• Exercise:
Copy out every line of the entries below word for word, changing nothing.
::::
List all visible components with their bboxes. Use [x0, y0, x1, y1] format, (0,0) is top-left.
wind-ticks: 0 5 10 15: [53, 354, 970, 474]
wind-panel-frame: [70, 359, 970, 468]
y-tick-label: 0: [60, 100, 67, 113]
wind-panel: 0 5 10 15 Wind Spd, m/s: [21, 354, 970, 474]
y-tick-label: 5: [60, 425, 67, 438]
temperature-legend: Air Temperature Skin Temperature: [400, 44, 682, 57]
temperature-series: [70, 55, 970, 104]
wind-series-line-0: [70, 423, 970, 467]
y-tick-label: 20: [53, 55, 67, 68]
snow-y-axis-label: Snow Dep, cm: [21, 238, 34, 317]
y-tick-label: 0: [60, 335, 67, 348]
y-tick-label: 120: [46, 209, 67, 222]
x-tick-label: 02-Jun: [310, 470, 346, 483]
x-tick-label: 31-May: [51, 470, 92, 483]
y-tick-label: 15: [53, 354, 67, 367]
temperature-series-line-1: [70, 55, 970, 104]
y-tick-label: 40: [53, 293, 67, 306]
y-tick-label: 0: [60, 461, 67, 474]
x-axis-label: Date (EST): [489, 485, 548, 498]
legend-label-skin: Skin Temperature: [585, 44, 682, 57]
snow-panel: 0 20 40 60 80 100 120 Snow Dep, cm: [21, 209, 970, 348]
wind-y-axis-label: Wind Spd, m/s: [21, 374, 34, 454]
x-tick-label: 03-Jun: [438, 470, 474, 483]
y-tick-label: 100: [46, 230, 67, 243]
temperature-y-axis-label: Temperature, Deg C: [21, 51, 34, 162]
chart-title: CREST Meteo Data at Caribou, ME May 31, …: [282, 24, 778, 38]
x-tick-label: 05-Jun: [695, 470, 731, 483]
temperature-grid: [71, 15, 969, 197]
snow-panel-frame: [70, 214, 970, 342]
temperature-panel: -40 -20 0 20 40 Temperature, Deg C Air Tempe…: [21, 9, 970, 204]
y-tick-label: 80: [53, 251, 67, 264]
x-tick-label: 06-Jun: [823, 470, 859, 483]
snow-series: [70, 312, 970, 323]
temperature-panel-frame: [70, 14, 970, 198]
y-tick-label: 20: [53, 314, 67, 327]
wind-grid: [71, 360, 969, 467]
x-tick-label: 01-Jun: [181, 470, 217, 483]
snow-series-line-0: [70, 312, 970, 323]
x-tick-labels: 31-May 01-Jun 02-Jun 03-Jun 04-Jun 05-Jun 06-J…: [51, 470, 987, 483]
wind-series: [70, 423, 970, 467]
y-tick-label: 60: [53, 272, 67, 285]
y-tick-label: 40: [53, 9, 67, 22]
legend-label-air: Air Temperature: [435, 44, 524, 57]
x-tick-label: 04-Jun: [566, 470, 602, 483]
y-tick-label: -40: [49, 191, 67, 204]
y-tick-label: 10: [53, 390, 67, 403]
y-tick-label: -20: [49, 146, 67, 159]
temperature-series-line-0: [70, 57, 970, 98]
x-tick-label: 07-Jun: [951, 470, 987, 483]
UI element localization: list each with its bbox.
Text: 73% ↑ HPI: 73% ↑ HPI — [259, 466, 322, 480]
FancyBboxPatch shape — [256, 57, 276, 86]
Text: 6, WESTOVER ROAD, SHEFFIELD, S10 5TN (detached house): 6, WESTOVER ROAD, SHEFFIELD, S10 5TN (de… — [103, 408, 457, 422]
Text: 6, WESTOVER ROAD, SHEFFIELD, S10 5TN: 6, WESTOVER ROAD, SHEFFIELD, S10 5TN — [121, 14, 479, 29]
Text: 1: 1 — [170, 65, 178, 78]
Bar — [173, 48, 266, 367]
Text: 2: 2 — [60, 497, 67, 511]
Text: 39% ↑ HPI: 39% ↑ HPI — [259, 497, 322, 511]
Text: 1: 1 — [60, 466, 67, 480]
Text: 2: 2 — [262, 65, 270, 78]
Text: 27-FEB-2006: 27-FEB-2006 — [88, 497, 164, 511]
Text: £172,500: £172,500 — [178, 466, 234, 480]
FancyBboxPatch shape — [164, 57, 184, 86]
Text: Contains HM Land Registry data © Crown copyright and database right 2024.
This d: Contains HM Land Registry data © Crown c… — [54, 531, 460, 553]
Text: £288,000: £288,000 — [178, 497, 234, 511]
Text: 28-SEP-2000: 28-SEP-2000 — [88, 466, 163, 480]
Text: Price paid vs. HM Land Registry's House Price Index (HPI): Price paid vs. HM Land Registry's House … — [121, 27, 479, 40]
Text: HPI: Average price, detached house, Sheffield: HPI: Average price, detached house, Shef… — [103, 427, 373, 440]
::::
• Response:
List all visible components with their bboxes. Use [x0, y0, x1, y1] format, (0,0) is top-left.
wind-ticks: 0 5 10 15: [53, 354, 970, 474]
wind-panel-frame: [70, 359, 970, 468]
y-tick-label: 0: [60, 100, 67, 113]
wind-panel: 0 5 10 15 Wind Spd, m/s: [21, 354, 970, 474]
y-tick-label: 5: [60, 425, 67, 438]
temperature-legend: Air Temperature Skin Temperature: [400, 44, 682, 57]
temperature-series: [70, 55, 970, 104]
wind-series-line-0: [70, 423, 970, 467]
y-tick-label: 20: [53, 55, 67, 68]
snow-y-axis-label: Snow Dep, cm: [21, 238, 34, 317]
y-tick-label: 0: [60, 335, 67, 348]
y-tick-label: 120: [46, 209, 67, 222]
x-tick-label: 02-Jun: [310, 470, 346, 483]
x-tick-label: 31-May: [51, 470, 92, 483]
y-tick-label: 15: [53, 354, 67, 367]
temperature-series-line-1: [70, 55, 970, 104]
y-tick-label: 40: [53, 293, 67, 306]
y-tick-label: 0: [60, 461, 67, 474]
x-axis-label: Date (EST): [489, 485, 548, 498]
legend-label-skin: Skin Temperature: [585, 44, 682, 57]
snow-panel: 0 20 40 60 80 100 120 Snow Dep, cm: [21, 209, 970, 348]
wind-y-axis-label: Wind Spd, m/s: [21, 374, 34, 454]
x-tick-label: 03-Jun: [438, 470, 474, 483]
y-tick-label: 100: [46, 230, 67, 243]
temperature-y-axis-label: Temperature, Deg C: [21, 51, 34, 162]
chart-title: CREST Meteo Data at Caribou, ME May 31, …: [282, 24, 778, 38]
x-tick-label: 05-Jun: [695, 470, 731, 483]
temperature-grid: [71, 15, 969, 197]
snow-panel-frame: [70, 214, 970, 342]
temperature-panel: -40 -20 0 20 40 Temperature, Deg C Air Tempe…: [21, 9, 970, 204]
y-tick-label: 80: [53, 251, 67, 264]
x-tick-label: 06-Jun: [823, 470, 859, 483]
snow-series: [70, 312, 970, 323]
temperature-panel-frame: [70, 14, 970, 198]
y-tick-label: 20: [53, 314, 67, 327]
wind-grid: [71, 360, 969, 467]
x-tick-label: 01-Jun: [181, 470, 217, 483]
snow-series-line-0: [70, 312, 970, 323]
x-tick-labels: 31-May 01-Jun 02-Jun 03-Jun 04-Jun 05-Jun 06-J…: [51, 470, 987, 483]
wind-series: [70, 423, 970, 467]
y-tick-label: 60: [53, 272, 67, 285]
y-tick-label: 40: [53, 9, 67, 22]
legend-label-air: Air Temperature: [435, 44, 524, 57]
x-tick-label: 04-Jun: [566, 470, 602, 483]
y-tick-label: -40: [49, 191, 67, 204]
y-tick-label: 10: [53, 390, 67, 403]
y-tick-label: -20: [49, 146, 67, 159]
temperature-series-line-0: [70, 57, 970, 98]
x-tick-label: 07-Jun: [951, 470, 987, 483]
UI element localization: list each with its bbox.
Text: 73% ↑ HPI: 73% ↑ HPI — [259, 466, 322, 480]
FancyBboxPatch shape — [256, 57, 276, 86]
Text: 6, WESTOVER ROAD, SHEFFIELD, S10 5TN (detached house): 6, WESTOVER ROAD, SHEFFIELD, S10 5TN (de… — [103, 408, 457, 422]
Text: 6, WESTOVER ROAD, SHEFFIELD, S10 5TN: 6, WESTOVER ROAD, SHEFFIELD, S10 5TN — [121, 14, 479, 29]
Text: 1: 1 — [170, 65, 178, 78]
Bar — [173, 48, 266, 367]
Text: 2: 2 — [60, 497, 67, 511]
Text: 39% ↑ HPI: 39% ↑ HPI — [259, 497, 322, 511]
Text: 1: 1 — [60, 466, 67, 480]
Text: 2: 2 — [262, 65, 270, 78]
Text: 27-FEB-2006: 27-FEB-2006 — [88, 497, 164, 511]
Text: £172,500: £172,500 — [178, 466, 234, 480]
FancyBboxPatch shape — [164, 57, 184, 86]
Text: Contains HM Land Registry data © Crown copyright and database right 2024.
This d: Contains HM Land Registry data © Crown c… — [54, 531, 460, 553]
Text: £288,000: £288,000 — [178, 497, 234, 511]
Text: 28-SEP-2000: 28-SEP-2000 — [88, 466, 163, 480]
Text: Price paid vs. HM Land Registry's House Price Index (HPI): Price paid vs. HM Land Registry's House … — [121, 27, 479, 40]
Text: HPI: Average price, detached house, Sheffield: HPI: Average price, detached house, Shef… — [103, 427, 373, 440]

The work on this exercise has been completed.